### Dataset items
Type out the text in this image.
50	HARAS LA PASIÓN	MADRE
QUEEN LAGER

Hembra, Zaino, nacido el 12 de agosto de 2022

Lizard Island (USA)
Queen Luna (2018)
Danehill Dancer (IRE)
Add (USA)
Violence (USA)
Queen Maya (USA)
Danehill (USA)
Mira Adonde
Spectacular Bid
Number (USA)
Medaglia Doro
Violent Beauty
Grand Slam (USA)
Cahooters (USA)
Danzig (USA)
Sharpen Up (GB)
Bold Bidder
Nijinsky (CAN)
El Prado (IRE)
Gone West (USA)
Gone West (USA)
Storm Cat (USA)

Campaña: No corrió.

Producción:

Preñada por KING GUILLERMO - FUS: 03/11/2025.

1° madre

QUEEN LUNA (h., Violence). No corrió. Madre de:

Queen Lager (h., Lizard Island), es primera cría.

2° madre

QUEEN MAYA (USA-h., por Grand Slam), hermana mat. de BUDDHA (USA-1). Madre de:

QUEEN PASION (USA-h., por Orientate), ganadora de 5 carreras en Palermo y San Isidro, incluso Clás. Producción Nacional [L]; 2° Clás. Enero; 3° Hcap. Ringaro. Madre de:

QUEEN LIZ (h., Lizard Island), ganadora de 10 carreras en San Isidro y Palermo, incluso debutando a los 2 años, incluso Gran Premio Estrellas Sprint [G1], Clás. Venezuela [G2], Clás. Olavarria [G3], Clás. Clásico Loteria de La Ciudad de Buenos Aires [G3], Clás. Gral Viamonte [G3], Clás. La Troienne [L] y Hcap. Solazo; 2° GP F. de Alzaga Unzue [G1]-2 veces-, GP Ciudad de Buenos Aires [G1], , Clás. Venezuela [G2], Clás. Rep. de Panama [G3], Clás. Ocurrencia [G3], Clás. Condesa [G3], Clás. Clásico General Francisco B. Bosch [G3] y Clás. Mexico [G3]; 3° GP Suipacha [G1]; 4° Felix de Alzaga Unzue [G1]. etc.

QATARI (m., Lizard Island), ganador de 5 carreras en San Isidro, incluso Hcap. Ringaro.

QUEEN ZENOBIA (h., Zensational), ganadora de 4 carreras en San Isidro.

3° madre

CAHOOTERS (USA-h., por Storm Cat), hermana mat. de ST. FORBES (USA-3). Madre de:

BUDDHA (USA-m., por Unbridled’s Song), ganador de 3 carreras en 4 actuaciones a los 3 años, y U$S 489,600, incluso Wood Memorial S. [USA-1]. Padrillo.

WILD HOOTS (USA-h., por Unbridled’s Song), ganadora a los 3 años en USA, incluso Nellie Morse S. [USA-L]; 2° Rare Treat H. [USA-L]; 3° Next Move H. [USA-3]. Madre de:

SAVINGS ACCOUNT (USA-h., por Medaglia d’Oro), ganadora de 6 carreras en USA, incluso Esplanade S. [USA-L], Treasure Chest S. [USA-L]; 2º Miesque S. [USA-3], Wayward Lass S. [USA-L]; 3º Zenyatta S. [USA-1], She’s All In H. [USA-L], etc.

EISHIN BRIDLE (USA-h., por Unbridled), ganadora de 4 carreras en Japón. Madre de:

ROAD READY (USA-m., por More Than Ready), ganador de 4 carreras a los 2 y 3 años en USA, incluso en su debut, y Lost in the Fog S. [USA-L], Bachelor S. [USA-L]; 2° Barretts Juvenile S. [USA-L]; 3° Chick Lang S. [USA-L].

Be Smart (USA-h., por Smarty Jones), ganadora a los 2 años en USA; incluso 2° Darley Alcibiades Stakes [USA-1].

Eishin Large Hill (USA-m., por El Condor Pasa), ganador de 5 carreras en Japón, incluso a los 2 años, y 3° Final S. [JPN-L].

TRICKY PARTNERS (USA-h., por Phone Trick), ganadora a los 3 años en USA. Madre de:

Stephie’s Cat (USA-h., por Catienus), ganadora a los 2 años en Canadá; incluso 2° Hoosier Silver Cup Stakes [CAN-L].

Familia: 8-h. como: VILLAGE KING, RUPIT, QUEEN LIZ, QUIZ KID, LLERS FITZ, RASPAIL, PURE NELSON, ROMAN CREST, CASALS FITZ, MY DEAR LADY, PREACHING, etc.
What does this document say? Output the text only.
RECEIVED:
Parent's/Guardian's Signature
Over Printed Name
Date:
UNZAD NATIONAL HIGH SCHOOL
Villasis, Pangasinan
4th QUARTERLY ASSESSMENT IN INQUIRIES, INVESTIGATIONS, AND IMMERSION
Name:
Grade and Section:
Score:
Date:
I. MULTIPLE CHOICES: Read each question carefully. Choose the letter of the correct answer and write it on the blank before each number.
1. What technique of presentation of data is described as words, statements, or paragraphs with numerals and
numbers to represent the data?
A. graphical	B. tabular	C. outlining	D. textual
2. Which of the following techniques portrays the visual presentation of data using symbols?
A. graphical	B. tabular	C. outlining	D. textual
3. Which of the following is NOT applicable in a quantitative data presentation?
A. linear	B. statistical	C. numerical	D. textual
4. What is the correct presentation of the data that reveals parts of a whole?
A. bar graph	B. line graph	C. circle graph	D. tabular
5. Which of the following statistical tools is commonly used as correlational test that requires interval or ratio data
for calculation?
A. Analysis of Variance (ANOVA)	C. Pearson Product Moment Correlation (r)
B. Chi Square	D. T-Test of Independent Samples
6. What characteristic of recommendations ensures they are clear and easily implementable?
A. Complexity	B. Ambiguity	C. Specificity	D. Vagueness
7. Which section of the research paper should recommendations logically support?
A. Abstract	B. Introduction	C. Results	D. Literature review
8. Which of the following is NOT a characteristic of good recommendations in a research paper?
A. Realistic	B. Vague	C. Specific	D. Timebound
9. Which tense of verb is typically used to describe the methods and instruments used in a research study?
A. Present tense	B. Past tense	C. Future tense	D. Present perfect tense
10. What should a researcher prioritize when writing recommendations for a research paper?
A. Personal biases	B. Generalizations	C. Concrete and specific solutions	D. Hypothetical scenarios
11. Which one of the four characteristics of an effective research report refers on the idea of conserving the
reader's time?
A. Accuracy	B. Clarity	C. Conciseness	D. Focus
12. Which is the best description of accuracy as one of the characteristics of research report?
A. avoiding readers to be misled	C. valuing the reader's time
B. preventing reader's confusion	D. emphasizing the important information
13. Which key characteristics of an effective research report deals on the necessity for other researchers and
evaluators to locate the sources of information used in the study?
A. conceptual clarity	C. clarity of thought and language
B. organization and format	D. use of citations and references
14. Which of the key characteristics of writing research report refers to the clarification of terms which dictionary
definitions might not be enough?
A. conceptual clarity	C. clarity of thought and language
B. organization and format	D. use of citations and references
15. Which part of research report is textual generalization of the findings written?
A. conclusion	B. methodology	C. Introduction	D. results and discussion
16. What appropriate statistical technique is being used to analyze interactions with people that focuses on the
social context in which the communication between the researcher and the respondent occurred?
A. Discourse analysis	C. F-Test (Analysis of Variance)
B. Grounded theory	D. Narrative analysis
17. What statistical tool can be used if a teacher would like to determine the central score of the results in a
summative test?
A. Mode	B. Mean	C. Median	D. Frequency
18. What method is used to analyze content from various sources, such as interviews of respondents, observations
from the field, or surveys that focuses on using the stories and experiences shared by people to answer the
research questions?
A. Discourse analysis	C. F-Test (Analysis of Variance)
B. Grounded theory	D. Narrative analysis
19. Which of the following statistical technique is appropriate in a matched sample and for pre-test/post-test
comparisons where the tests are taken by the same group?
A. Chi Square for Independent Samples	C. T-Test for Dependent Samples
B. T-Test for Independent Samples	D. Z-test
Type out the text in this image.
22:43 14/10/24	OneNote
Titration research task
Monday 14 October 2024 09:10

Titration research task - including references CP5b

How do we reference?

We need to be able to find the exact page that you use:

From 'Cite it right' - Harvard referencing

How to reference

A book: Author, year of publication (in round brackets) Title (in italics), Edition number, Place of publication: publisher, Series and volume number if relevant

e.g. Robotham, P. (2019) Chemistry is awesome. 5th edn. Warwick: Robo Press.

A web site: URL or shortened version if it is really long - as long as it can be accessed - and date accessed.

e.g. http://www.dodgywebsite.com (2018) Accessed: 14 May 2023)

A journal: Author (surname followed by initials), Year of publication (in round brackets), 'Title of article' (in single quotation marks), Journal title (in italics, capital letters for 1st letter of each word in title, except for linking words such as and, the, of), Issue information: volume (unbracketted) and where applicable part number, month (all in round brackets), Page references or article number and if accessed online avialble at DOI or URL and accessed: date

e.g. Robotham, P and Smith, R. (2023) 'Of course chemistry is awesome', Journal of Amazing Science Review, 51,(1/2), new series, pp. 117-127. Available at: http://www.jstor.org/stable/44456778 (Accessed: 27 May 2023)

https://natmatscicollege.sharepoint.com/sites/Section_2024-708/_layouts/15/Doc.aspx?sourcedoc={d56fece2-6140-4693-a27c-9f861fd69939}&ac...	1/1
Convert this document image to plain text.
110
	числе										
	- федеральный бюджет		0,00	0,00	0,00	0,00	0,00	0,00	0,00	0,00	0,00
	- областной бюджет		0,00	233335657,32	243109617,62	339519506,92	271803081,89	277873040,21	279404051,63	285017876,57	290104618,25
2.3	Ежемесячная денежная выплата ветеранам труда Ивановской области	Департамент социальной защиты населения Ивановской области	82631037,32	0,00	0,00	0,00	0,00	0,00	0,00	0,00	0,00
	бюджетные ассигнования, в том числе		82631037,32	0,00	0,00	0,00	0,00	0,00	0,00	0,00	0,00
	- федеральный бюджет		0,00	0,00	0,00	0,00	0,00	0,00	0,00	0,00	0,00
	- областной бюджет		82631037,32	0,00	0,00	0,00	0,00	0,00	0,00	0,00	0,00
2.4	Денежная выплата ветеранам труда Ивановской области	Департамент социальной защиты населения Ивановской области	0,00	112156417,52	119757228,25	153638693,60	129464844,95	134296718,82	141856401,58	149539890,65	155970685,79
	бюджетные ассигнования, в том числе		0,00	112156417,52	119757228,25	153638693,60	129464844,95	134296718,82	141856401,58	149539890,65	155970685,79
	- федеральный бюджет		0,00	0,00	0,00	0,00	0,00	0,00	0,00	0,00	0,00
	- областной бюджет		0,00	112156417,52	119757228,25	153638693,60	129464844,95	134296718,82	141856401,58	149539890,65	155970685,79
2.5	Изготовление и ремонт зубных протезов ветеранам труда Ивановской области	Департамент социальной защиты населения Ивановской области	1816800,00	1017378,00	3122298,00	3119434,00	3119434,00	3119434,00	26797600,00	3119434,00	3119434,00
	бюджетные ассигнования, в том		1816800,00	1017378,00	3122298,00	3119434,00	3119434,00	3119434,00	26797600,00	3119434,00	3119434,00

### WORK TO DO
Gather every line from the entries above where the word "sources" appears, and copy them.

### RESULT OF THE EXERCISE
evaluators to locate the sources of information used in the study?
18. What method is used to analyze content from various sources, such as interviews of respondents, observations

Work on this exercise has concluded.